* _What is needed_
Only a number is wanted: how many lines in these records contain the word "настоящего"?
.....
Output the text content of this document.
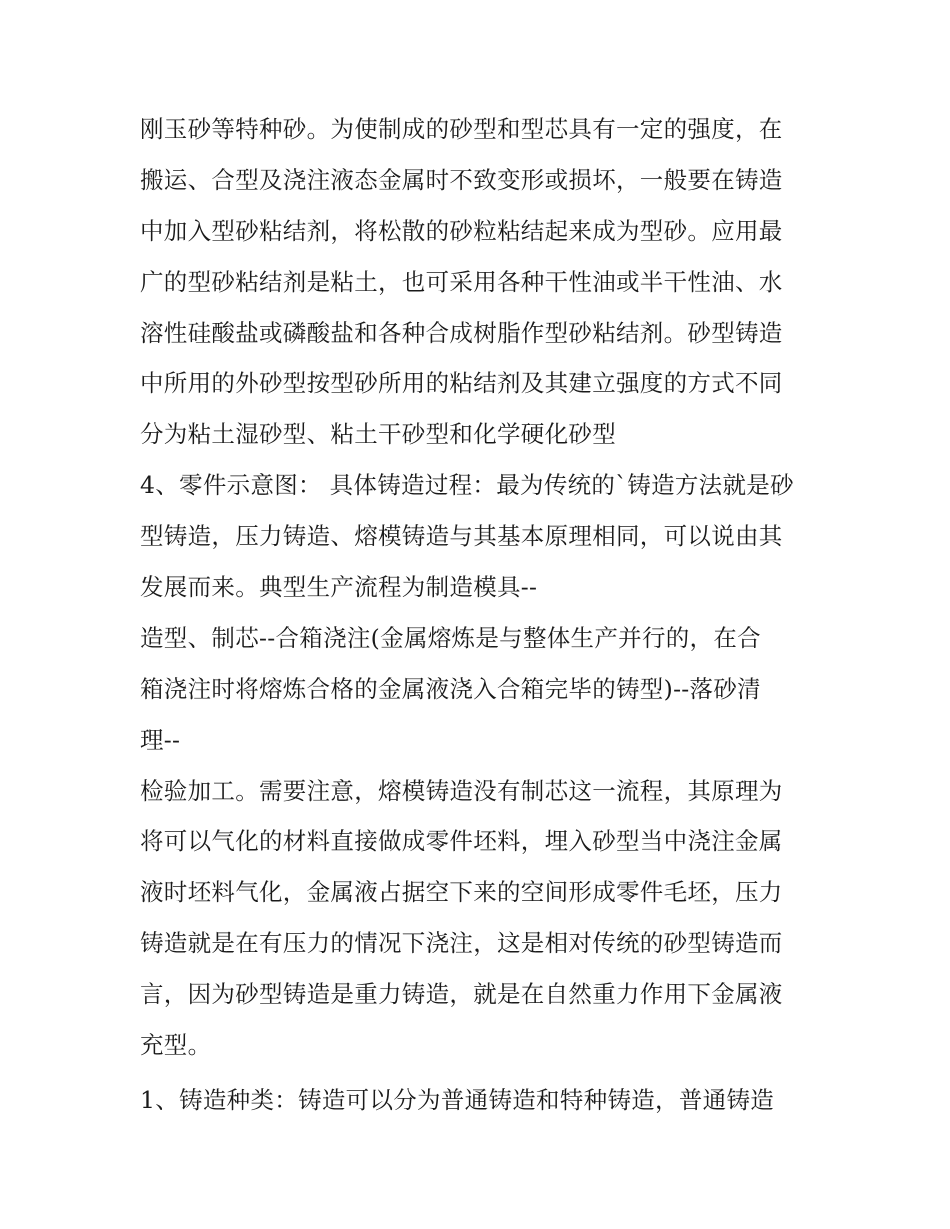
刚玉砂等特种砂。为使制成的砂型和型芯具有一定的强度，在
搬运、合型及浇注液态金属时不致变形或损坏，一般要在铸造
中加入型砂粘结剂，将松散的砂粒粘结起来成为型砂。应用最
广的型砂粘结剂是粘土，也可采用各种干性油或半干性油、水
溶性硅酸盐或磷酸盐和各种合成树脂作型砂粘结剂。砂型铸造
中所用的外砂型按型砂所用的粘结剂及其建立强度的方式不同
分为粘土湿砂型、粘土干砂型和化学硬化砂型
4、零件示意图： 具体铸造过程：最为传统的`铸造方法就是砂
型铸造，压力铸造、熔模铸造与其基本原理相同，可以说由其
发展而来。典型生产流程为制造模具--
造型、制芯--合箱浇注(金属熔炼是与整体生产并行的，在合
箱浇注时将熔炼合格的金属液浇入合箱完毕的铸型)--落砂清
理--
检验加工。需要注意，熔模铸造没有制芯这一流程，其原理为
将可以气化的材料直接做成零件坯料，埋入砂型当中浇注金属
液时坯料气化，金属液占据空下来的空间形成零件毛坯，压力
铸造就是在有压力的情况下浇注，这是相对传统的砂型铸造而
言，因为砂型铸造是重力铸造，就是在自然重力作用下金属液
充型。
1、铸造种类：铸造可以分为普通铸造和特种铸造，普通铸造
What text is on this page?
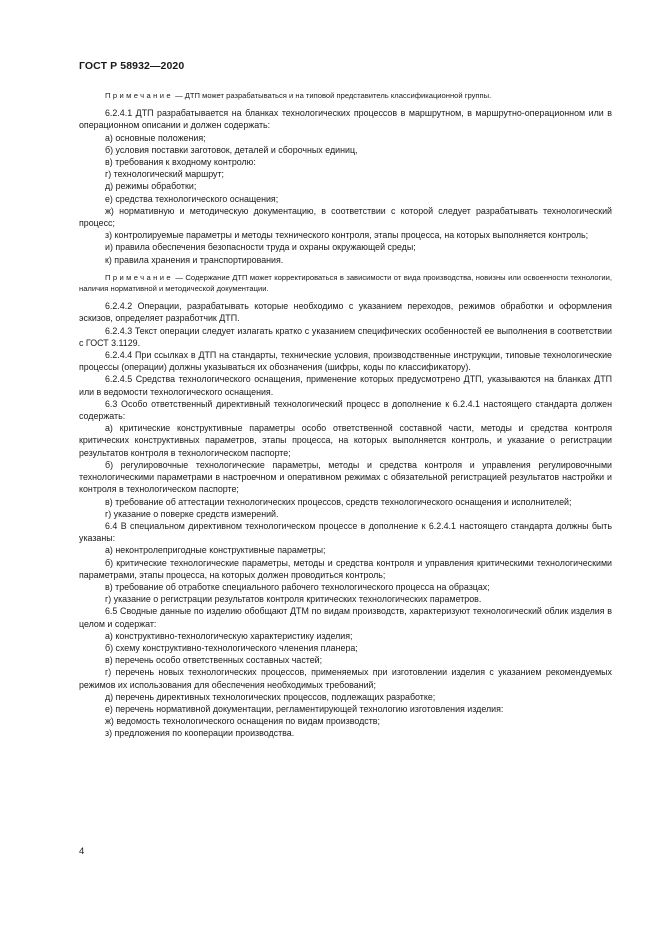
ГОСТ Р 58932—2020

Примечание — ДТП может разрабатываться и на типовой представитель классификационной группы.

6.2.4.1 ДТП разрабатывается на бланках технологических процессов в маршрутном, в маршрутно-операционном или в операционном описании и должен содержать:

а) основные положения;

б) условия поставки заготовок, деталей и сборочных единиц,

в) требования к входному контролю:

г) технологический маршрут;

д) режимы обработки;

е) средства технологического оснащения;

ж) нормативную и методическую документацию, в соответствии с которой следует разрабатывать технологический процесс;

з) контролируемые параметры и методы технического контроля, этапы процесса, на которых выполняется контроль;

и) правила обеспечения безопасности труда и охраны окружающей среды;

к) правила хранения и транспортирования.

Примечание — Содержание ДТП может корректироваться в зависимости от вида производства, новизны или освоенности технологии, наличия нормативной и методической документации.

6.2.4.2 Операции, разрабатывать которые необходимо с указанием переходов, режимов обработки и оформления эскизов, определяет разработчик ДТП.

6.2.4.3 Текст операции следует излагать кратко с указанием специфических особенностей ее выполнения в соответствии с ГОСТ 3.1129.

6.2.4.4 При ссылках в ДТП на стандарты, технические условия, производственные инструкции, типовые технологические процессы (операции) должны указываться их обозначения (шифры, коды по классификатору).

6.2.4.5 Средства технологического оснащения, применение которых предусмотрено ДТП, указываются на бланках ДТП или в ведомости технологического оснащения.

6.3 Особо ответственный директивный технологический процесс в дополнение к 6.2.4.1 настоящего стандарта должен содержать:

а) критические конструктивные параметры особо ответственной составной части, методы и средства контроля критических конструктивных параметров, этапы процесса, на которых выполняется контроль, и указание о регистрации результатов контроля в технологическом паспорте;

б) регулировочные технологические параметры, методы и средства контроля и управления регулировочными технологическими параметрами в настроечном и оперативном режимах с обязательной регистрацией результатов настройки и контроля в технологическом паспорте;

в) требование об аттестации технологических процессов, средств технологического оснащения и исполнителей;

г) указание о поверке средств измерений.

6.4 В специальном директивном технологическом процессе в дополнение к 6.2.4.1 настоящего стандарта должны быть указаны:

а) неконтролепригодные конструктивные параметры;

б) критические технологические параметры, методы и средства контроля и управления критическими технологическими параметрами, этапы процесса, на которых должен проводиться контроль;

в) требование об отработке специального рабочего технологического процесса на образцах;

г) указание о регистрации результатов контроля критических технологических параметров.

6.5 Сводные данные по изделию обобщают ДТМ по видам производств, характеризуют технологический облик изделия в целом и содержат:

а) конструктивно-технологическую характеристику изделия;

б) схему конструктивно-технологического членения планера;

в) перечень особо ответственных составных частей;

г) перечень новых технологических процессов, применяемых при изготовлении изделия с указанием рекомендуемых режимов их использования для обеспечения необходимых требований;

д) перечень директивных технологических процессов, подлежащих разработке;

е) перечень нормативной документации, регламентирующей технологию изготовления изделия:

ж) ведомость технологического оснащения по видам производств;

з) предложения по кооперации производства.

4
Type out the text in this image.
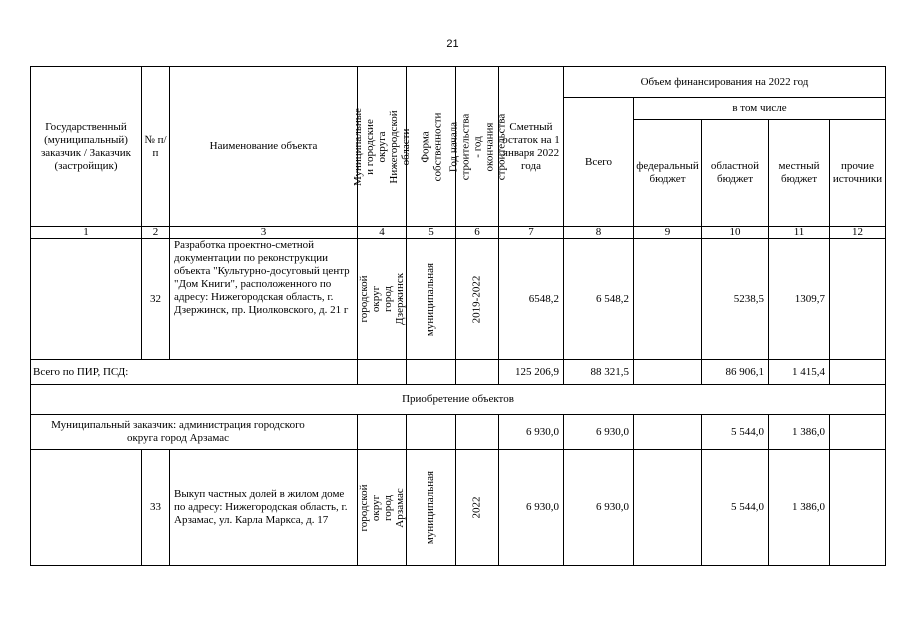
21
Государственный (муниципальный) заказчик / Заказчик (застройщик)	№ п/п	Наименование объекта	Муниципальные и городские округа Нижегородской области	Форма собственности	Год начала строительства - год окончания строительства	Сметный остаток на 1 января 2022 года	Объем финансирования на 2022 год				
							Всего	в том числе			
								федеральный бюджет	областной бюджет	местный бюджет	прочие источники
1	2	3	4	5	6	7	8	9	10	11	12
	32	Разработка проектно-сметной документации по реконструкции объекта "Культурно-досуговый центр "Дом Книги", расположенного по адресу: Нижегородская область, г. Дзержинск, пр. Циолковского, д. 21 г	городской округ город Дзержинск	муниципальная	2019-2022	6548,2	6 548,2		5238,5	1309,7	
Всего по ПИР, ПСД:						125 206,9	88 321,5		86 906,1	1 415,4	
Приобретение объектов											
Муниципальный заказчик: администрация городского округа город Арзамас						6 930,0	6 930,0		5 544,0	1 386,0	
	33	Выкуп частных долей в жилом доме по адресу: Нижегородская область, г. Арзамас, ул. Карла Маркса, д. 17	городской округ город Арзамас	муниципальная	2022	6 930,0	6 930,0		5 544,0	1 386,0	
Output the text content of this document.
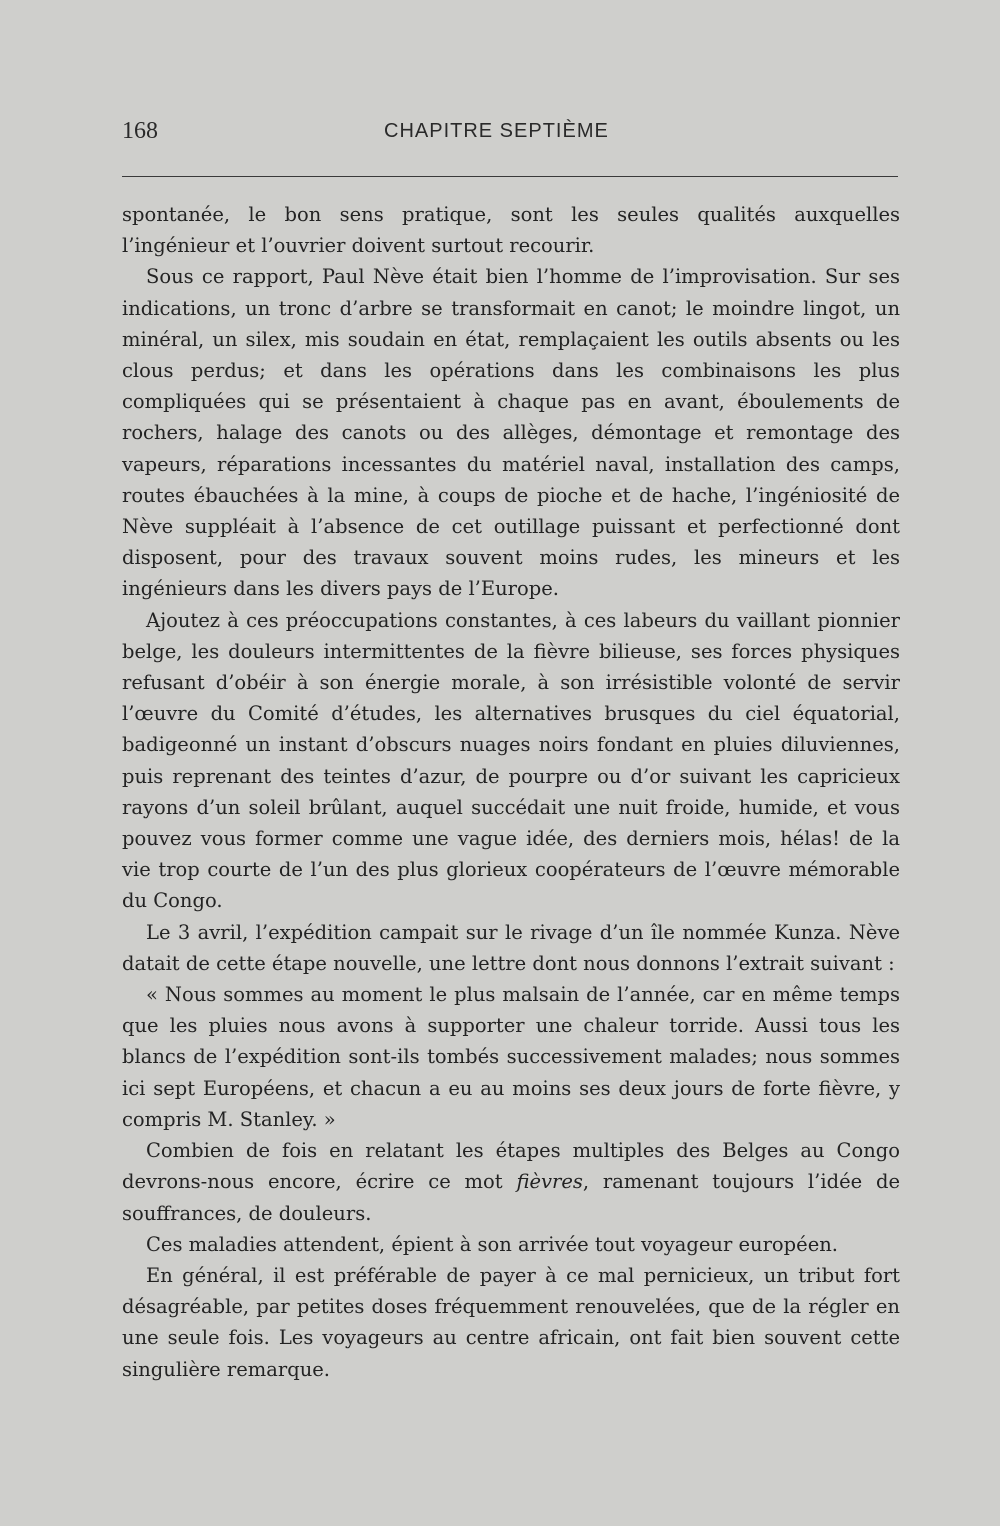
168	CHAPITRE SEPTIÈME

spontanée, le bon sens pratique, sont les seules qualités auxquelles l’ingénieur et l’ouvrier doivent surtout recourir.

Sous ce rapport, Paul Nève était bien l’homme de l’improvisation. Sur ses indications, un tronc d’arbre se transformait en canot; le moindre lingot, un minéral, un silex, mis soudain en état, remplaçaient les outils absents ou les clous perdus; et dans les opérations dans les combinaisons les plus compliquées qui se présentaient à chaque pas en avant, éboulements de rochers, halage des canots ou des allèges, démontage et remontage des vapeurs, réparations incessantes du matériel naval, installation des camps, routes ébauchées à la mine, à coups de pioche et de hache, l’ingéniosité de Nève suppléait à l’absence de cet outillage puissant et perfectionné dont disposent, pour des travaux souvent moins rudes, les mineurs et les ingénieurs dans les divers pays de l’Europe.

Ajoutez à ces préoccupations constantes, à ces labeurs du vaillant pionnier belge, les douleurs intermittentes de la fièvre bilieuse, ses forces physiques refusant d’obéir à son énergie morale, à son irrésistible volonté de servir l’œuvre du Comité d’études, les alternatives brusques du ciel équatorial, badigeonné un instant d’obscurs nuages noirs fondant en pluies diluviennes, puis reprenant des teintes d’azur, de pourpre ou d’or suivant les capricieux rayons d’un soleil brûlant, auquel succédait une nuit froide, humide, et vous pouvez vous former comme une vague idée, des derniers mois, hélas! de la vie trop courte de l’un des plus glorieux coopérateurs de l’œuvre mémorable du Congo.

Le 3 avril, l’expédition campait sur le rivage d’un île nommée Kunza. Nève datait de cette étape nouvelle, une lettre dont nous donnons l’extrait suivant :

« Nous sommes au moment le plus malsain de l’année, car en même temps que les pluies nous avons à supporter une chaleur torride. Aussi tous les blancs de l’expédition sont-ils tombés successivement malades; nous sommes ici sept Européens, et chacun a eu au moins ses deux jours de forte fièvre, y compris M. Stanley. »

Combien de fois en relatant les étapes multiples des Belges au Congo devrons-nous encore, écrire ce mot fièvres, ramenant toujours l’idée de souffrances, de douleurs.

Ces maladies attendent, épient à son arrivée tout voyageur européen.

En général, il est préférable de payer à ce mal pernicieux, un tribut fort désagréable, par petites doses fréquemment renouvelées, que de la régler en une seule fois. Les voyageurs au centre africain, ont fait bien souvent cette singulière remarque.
.....
* _The answer_
2